In the entries below, find every line with "parser" and copy it.
-*-*-
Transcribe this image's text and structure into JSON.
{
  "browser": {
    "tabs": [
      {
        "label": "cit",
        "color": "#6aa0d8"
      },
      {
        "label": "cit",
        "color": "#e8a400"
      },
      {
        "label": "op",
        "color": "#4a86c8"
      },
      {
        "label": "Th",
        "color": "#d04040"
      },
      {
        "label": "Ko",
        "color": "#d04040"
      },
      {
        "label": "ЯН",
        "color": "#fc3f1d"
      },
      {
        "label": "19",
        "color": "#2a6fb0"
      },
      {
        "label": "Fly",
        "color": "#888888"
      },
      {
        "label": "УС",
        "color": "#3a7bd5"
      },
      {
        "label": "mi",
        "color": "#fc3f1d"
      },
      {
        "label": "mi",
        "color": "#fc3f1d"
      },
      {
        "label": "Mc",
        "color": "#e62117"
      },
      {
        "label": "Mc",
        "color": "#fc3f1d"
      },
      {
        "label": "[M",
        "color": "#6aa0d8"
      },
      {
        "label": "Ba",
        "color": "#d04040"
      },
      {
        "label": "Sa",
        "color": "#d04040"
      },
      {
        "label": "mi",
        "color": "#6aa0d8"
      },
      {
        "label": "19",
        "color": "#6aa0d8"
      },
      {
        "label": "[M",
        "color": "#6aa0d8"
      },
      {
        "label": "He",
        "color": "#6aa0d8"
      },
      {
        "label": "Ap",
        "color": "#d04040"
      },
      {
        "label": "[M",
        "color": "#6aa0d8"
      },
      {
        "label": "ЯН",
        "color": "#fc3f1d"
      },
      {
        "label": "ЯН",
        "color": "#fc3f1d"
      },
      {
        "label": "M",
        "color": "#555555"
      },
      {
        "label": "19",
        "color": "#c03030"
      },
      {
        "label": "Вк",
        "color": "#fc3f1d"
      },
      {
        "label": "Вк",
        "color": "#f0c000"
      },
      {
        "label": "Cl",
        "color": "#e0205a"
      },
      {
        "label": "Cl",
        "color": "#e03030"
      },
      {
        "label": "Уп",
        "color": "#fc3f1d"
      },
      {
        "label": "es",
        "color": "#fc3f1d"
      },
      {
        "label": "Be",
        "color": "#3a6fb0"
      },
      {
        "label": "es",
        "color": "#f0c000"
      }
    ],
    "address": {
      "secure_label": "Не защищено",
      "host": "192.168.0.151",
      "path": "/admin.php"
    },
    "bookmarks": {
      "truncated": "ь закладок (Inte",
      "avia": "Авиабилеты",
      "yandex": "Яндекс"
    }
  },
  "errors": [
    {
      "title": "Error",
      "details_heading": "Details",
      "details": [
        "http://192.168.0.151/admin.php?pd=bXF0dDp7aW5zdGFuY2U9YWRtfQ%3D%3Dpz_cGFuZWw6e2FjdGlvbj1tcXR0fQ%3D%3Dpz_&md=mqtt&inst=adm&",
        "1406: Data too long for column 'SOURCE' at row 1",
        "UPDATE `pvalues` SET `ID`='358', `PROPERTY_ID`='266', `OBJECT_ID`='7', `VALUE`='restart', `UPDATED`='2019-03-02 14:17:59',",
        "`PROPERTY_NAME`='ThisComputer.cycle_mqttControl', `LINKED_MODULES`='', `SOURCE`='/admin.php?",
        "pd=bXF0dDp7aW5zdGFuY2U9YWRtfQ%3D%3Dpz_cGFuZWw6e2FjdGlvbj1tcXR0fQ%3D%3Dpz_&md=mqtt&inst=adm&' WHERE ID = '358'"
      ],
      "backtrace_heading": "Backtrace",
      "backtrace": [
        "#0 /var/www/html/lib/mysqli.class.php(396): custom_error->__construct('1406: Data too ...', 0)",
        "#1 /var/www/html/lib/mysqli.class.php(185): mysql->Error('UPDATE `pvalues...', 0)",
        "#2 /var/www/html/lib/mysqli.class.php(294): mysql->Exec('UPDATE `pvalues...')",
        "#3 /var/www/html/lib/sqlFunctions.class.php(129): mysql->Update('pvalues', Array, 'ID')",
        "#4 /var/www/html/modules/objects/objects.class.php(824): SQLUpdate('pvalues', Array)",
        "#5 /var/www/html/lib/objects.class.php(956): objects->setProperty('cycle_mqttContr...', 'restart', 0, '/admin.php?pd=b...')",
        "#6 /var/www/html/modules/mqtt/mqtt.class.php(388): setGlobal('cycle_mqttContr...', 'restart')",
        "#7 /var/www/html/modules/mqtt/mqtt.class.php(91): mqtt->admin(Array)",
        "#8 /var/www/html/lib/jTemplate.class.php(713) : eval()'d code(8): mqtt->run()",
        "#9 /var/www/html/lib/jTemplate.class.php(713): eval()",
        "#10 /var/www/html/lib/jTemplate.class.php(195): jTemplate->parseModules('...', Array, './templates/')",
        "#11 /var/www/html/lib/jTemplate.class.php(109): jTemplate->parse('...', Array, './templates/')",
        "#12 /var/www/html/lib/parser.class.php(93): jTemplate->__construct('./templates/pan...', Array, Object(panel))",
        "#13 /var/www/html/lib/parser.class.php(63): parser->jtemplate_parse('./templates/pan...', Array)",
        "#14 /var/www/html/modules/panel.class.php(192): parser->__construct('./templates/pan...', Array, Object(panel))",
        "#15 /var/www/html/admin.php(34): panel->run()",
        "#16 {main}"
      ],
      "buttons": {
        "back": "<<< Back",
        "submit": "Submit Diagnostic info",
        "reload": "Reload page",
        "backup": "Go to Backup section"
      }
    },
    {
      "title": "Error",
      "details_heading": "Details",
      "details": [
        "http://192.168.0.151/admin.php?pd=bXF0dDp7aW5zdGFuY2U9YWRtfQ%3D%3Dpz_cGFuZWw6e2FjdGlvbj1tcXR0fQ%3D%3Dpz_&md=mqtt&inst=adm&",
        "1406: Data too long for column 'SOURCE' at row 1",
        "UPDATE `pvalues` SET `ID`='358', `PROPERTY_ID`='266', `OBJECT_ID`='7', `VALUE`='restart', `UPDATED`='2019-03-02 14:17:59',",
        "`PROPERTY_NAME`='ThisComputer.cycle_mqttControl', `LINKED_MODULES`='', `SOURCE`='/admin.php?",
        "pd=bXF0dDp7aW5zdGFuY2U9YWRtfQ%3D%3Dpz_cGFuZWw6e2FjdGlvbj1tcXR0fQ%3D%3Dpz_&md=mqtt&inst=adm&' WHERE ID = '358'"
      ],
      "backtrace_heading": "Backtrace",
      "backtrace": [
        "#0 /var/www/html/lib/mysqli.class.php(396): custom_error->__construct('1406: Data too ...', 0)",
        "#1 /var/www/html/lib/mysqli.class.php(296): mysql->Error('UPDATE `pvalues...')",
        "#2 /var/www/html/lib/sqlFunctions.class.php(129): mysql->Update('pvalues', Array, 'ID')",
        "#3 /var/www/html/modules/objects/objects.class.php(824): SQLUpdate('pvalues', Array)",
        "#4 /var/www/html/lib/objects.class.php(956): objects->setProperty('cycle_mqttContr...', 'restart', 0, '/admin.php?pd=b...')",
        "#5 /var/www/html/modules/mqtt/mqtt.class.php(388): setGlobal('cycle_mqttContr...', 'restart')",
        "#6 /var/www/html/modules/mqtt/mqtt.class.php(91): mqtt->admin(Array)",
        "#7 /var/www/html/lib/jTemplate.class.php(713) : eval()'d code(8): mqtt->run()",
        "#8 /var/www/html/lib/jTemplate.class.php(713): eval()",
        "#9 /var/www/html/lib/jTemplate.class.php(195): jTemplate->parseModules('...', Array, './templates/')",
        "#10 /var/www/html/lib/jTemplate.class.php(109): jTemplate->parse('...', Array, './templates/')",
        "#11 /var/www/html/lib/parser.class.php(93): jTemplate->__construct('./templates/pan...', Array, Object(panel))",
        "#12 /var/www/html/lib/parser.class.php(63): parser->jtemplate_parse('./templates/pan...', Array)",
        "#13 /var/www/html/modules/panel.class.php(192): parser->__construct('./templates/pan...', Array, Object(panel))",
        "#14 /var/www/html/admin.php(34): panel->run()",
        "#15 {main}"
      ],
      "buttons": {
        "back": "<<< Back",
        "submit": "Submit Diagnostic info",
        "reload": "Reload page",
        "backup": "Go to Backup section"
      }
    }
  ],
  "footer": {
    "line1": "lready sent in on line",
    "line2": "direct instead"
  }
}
-*-*-
ANSWER FOR THE TASK:
        "#12 /var/www/html/lib/parser.class.php(93): jTemplate->__construct('./templates/pan...', Array, Object(panel))",
        "#13 /var/www/html/lib/parser.class.php(63): parser->jtemplate_parse('./templates/pan...', Array)",
        "#14 /var/www/html/modules/panel.class.php(192): parser->__construct('./templates/pan...', Array, Object(panel))",
        "#11 /var/www/html/lib/parser.class.php(93): jTemplate->__construct('./templates/pan...', Array, Object(panel))",
        "#12 /var/www/html/lib/parser.class.php(63): parser->jtemplate_parse('./templates/pan...', Array)",
        "#13 /var/www/html/modules/panel.class.php(192): parser->__construct('./templates/pan...', Array, Object(panel))",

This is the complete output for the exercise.